Dataset entries
⁂

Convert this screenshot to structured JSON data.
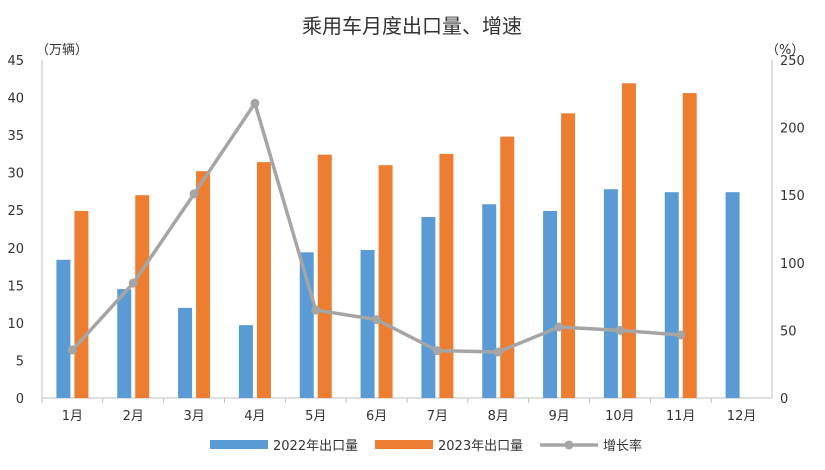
{
  "chart_data": {
    "type": "bar+line",
    "title": "乘用车月度出口量、增速",
    "left_unit": "（万辆）",
    "right_unit": "（%）",
    "categories": [
      "1月",
      "2月",
      "3月",
      "4月",
      "5月",
      "6月",
      "7月",
      "8月",
      "9月",
      "10月",
      "11月",
      "12月"
    ],
    "left_ylim": [
      0,
      45
    ],
    "left_ticks": [
      0,
      5,
      10,
      15,
      20,
      25,
      30,
      35,
      40,
      45
    ],
    "right_ylim": [
      0,
      250
    ],
    "right_ticks": [
      0,
      50,
      100,
      150,
      200,
      250
    ],
    "grid": false,
    "legend_position": "bottom",
    "series": [
      {
        "name": "2022年出口量",
        "type": "bar",
        "axis": "left",
        "color": "#5B9BD5",
        "values": [
          18.4,
          14.5,
          12.0,
          9.7,
          19.4,
          19.7,
          24.1,
          25.8,
          24.9,
          27.8,
          27.4,
          27.4
        ]
      },
      {
        "name": "2023年出口量",
        "type": "bar",
        "axis": "left",
        "color": "#ED7D31",
        "values": [
          24.9,
          27.0,
          30.2,
          31.4,
          32.4,
          31.0,
          32.5,
          34.8,
          37.9,
          41.9,
          40.6,
          null
        ]
      },
      {
        "name": "增长率",
        "type": "line",
        "axis": "right",
        "color": "#A5A5A5",
        "values": [
          35.5,
          85,
          151,
          218,
          65,
          58,
          35,
          34,
          52.5,
          50,
          46.6,
          null
        ]
      }
    ]
  }
}
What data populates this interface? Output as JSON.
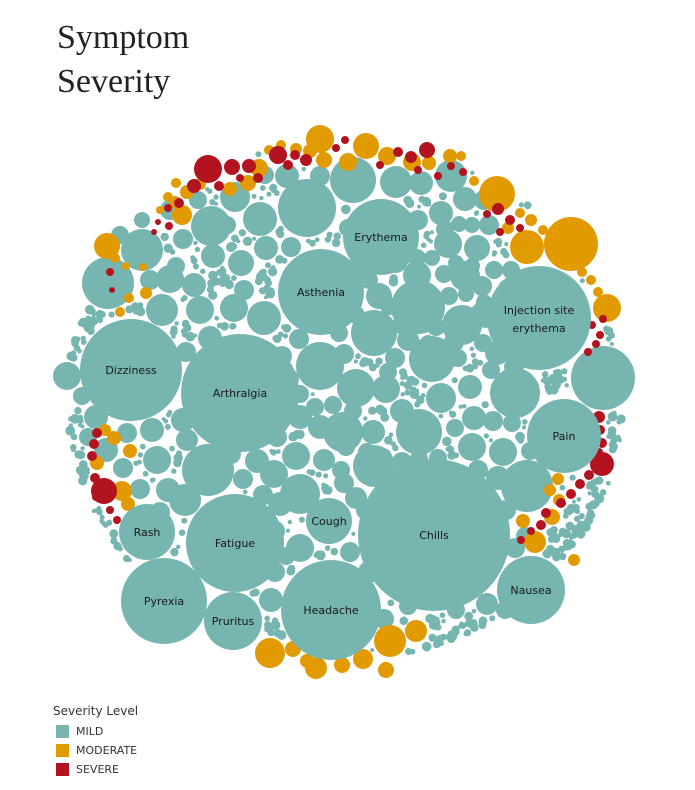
{
  "title": {
    "line1": "Symptom",
    "line2": "Severity"
  },
  "legend": {
    "title": "Severity Level",
    "items": [
      {
        "label": "MILD",
        "color": "#76b5b0"
      },
      {
        "label": "MODERATE",
        "color": "#e19b00"
      },
      {
        "label": "SEVERE",
        "color": "#b3121f"
      }
    ]
  },
  "chart_data": {
    "type": "bubble",
    "title": "Symptom Severity",
    "legend_position": "bottom-left",
    "series": [
      {
        "name": "MILD",
        "color": "#76b5b0"
      },
      {
        "name": "MODERATE",
        "color": "#e19b00"
      },
      {
        "name": "SEVERE",
        "color": "#b3121f"
      }
    ],
    "labeled_bubbles": [
      {
        "label": "Chills",
        "severity": "MILD"
      },
      {
        "label": "Arthralgia",
        "severity": "MILD"
      },
      {
        "label": "Dizziness",
        "severity": "MILD"
      },
      {
        "label": "Injection site erythema",
        "severity": "MILD"
      },
      {
        "label": "Headache",
        "severity": "MILD"
      },
      {
        "label": "Fatigue",
        "severity": "MILD"
      },
      {
        "label": "Asthenia",
        "severity": "MILD"
      },
      {
        "label": "Pyrexia",
        "severity": "MILD"
      },
      {
        "label": "Erythema",
        "severity": "MILD"
      },
      {
        "label": "Pain",
        "severity": "MILD"
      },
      {
        "label": "Nausea",
        "severity": "MILD"
      },
      {
        "label": "Pruritus",
        "severity": "MILD"
      },
      {
        "label": "Cough",
        "severity": "MILD"
      },
      {
        "label": "Rash",
        "severity": "MILD"
      }
    ]
  }
}
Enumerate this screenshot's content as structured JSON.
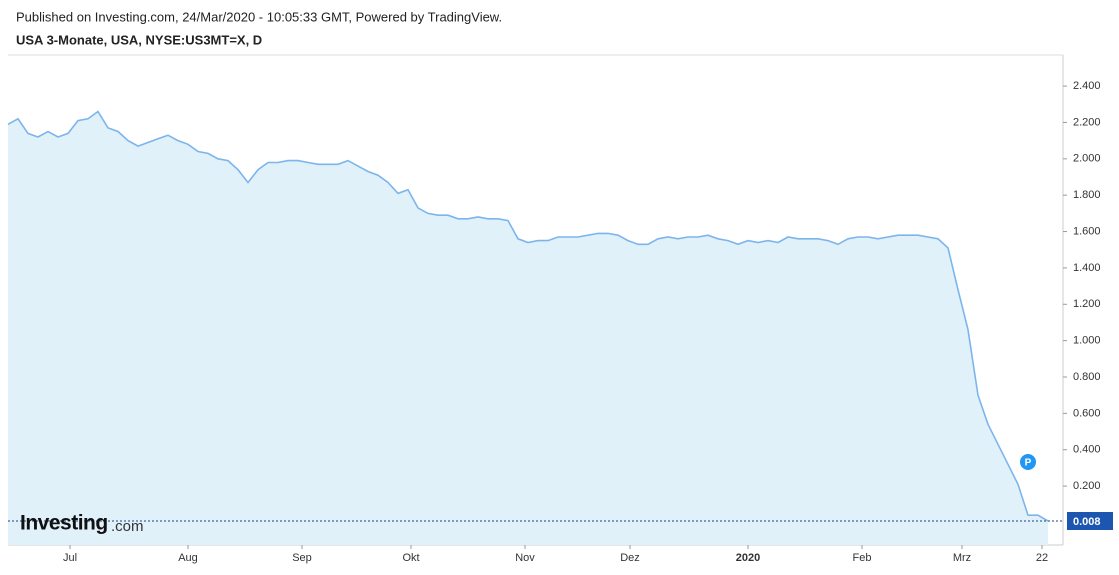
{
  "header": {
    "published": "Published on Investing.com, 24/Mar/2020 - 10:05:33 GMT, Powered by TradingView.",
    "symbol": "USA 3-Monate, USA, NYSE:US3MT=X, D"
  },
  "logo": {
    "brand": "Investing",
    "suffix": ".com"
  },
  "chart_data": {
    "type": "area",
    "title": "USA 3-Monate, USA, NYSE:US3MT=X, D",
    "series": [
      {
        "name": "US3MT=X",
        "color": "#7cb5ec",
        "values": [
          2.19,
          2.22,
          2.14,
          2.12,
          2.15,
          2.12,
          2.14,
          2.21,
          2.22,
          2.26,
          2.17,
          2.15,
          2.1,
          2.07,
          2.09,
          2.11,
          2.13,
          2.1,
          2.08,
          2.04,
          2.03,
          2.0,
          1.99,
          1.94,
          1.87,
          1.94,
          1.98,
          1.98,
          1.99,
          1.99,
          1.98,
          1.97,
          1.97,
          1.97,
          1.99,
          1.96,
          1.93,
          1.91,
          1.87,
          1.81,
          1.83,
          1.73,
          1.7,
          1.69,
          1.69,
          1.67,
          1.67,
          1.68,
          1.67,
          1.67,
          1.66,
          1.56,
          1.54,
          1.55,
          1.55,
          1.57,
          1.57,
          1.57,
          1.58,
          1.59,
          1.59,
          1.58,
          1.55,
          1.53,
          1.53,
          1.56,
          1.57,
          1.56,
          1.57,
          1.57,
          1.58,
          1.56,
          1.55,
          1.53,
          1.55,
          1.54,
          1.55,
          1.54,
          1.57,
          1.56,
          1.56,
          1.56,
          1.55,
          1.53,
          1.56,
          1.57,
          1.57,
          1.56,
          1.57,
          1.58,
          1.58,
          1.58,
          1.57,
          1.56,
          1.51,
          1.28,
          1.06,
          0.7,
          0.54,
          0.43,
          0.32,
          0.21,
          0.04,
          0.04,
          0.008
        ]
      }
    ],
    "last_price": {
      "value": 0.008,
      "label": "0.008"
    },
    "marker_label": "P",
    "xlim": [
      0,
      105.5
    ],
    "xticks": [
      {
        "value": 6.2,
        "label": "Jul"
      },
      {
        "value": 18,
        "label": "Aug"
      },
      {
        "value": 29.4,
        "label": "Sep"
      },
      {
        "value": 40.3,
        "label": "Okt"
      },
      {
        "value": 51.7,
        "label": "Nov"
      },
      {
        "value": 62.2,
        "label": "Dez"
      },
      {
        "value": 74,
        "label": "2020"
      },
      {
        "value": 85.4,
        "label": "Feb"
      },
      {
        "value": 95.4,
        "label": "Mrz"
      },
      {
        "value": 103.4,
        "label": "22"
      }
    ],
    "ylim": [
      -0.124,
      2.571
    ],
    "yticks": [
      {
        "value": 0.2,
        "label": "0.200"
      },
      {
        "value": 0.4,
        "label": "0.400"
      },
      {
        "value": 0.6,
        "label": "0.600"
      },
      {
        "value": 0.8,
        "label": "0.800"
      },
      {
        "value": 1.0,
        "label": "1.000"
      },
      {
        "value": 1.2,
        "label": "1.200"
      },
      {
        "value": 1.4,
        "label": "1.400"
      },
      {
        "value": 1.6,
        "label": "1.600"
      },
      {
        "value": 1.8,
        "label": "1.800"
      },
      {
        "value": 2.0,
        "label": "2.000"
      },
      {
        "value": 2.2,
        "label": "2.200"
      },
      {
        "value": 2.4,
        "label": "2.400"
      }
    ]
  }
}
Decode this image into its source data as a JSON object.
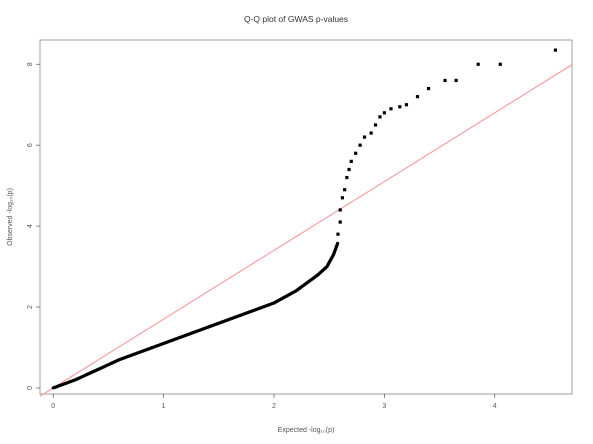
{
  "chart_data": {
    "type": "scatter",
    "title": "Q-Q plot of GWAS p-values",
    "xlabel": "Expected -log₁₀(p)",
    "ylabel": "Observed -log₁₀(p)",
    "xlim": [
      -0.12,
      4.7
    ],
    "ylim": [
      -0.15,
      8.6
    ],
    "xticks": [
      0,
      1,
      2,
      3,
      4
    ],
    "yticks": [
      0,
      2,
      4,
      6,
      8
    ],
    "grid": false,
    "reference_line": {
      "intercept": 0,
      "slope": 1.7,
      "color": "#f4a0a0"
    },
    "points_color": "#000000",
    "bulk_curve": [
      [
        0.0,
        0.0
      ],
      [
        0.2,
        0.2
      ],
      [
        0.4,
        0.45
      ],
      [
        0.6,
        0.7
      ],
      [
        0.8,
        0.9
      ],
      [
        1.0,
        1.1
      ],
      [
        1.2,
        1.3
      ],
      [
        1.4,
        1.5
      ],
      [
        1.6,
        1.7
      ],
      [
        1.8,
        1.9
      ],
      [
        2.0,
        2.1
      ],
      [
        2.1,
        2.25
      ],
      [
        2.2,
        2.4
      ],
      [
        2.3,
        2.6
      ],
      [
        2.4,
        2.8
      ],
      [
        2.48,
        3.0
      ],
      [
        2.54,
        3.3
      ],
      [
        2.58,
        3.6
      ]
    ],
    "tail_points": [
      [
        2.58,
        3.8
      ],
      [
        2.6,
        4.1
      ],
      [
        2.6,
        4.4
      ],
      [
        2.62,
        4.7
      ],
      [
        2.64,
        4.9
      ],
      [
        2.66,
        5.2
      ],
      [
        2.68,
        5.4
      ],
      [
        2.7,
        5.6
      ],
      [
        2.74,
        5.8
      ],
      [
        2.78,
        6.0
      ],
      [
        2.82,
        6.2
      ],
      [
        2.88,
        6.3
      ],
      [
        2.92,
        6.5
      ],
      [
        2.96,
        6.7
      ],
      [
        3.0,
        6.8
      ],
      [
        3.06,
        6.9
      ],
      [
        3.14,
        6.95
      ],
      [
        3.2,
        7.0
      ],
      [
        3.3,
        7.2
      ],
      [
        3.4,
        7.4
      ],
      [
        3.55,
        7.6
      ],
      [
        3.65,
        7.6
      ],
      [
        3.85,
        8.0
      ],
      [
        4.05,
        8.0
      ],
      [
        4.55,
        8.35
      ]
    ]
  }
}
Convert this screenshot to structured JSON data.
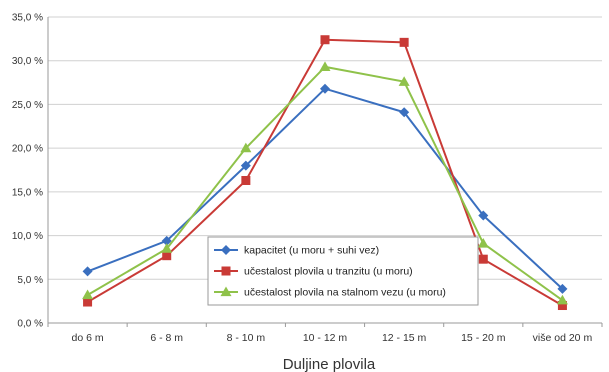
{
  "chart_data": {
    "type": "line",
    "title": "",
    "xlabel": "Duljine plovila",
    "ylabel": "",
    "ylim": [
      0,
      35
    ],
    "ytick_step": 5,
    "yticks": [
      "0,0 %",
      "5,0 %",
      "10,0 %",
      "15,0 %",
      "20,0 %",
      "25,0 %",
      "30,0 %",
      "35,0 %"
    ],
    "grid": true,
    "legend_position": "bottom-center",
    "categories": [
      "do 6 m",
      "6 - 8 m",
      "8 - 10 m",
      "10 - 12 m",
      "12 - 15 m",
      "15 - 20 m",
      "više od 20 m"
    ],
    "series": [
      {
        "name": "kapacitet (u moru + suhi vez)",
        "color": "#3a6fbf",
        "marker": "diamond",
        "values": [
          5.9,
          9.4,
          18.0,
          26.8,
          24.1,
          12.3,
          3.9
        ]
      },
      {
        "name": "učestalost plovila u tranzitu (u moru)",
        "color": "#c93a36",
        "marker": "square",
        "values": [
          2.4,
          7.7,
          16.3,
          32.4,
          32.1,
          7.3,
          2.0
        ]
      },
      {
        "name": "učestalost plovila na stalnom vezu (u moru)",
        "color": "#8fc24a",
        "marker": "triangle",
        "values": [
          3.2,
          8.5,
          20.0,
          29.3,
          27.6,
          9.1,
          2.6
        ]
      }
    ]
  }
}
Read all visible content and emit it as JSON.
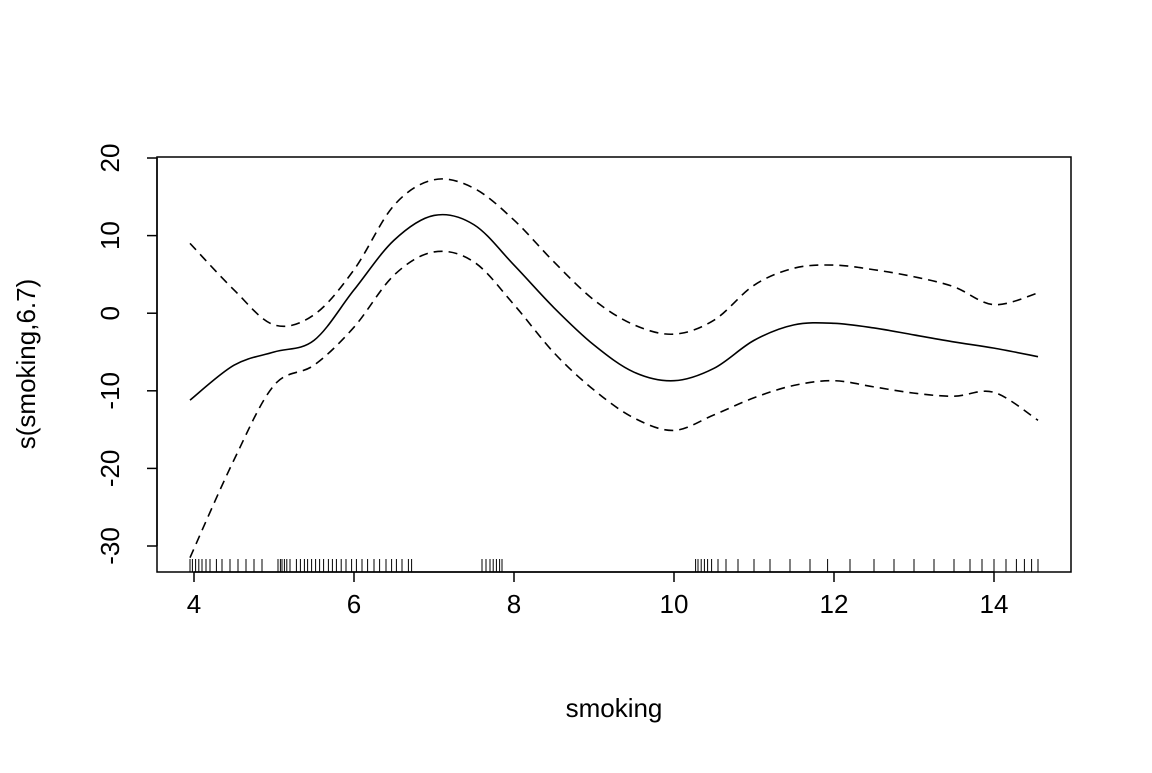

⁂

From the material given, work out how many lines hold the string "NYSE"; state that number and nothing further.

**Output of the task**:
2